WHAT TO PRODUCE »
Tally the lines in the records below that contain the string "plan", counting only matches with the same uppercase and lowercase letters. Reply with the number alone.

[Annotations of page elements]
□ □ □ □

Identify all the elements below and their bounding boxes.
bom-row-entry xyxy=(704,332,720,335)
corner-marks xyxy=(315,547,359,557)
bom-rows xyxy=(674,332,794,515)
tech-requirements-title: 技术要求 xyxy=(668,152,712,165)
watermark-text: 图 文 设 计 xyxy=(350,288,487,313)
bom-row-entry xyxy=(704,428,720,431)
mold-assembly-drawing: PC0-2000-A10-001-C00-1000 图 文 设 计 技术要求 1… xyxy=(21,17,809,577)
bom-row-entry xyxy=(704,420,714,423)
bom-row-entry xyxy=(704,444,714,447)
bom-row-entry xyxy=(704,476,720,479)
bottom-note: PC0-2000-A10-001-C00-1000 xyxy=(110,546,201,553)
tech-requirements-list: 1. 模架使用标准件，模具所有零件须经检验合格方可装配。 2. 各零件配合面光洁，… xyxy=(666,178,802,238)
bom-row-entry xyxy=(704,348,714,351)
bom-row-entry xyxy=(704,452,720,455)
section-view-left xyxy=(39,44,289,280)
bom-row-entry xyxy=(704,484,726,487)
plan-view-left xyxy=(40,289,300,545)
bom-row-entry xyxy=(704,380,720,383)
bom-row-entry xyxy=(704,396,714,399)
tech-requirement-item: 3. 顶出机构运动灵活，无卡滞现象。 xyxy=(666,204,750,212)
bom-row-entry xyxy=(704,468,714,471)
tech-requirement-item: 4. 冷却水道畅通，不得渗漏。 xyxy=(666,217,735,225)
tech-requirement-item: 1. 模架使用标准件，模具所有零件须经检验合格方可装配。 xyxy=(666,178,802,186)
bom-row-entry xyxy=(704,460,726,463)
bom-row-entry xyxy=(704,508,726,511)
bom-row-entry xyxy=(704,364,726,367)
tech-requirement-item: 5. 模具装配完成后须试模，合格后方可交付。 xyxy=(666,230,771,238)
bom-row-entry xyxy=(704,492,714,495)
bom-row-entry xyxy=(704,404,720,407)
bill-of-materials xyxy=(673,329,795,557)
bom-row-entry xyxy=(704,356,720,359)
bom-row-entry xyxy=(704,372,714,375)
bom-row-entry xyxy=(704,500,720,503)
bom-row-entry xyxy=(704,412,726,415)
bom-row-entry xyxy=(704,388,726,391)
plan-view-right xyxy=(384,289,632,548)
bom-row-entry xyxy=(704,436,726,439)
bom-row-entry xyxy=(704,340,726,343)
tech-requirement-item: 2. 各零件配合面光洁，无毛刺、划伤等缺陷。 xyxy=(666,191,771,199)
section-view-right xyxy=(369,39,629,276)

□ □ □ □

COMPLETE RESPONSE »
2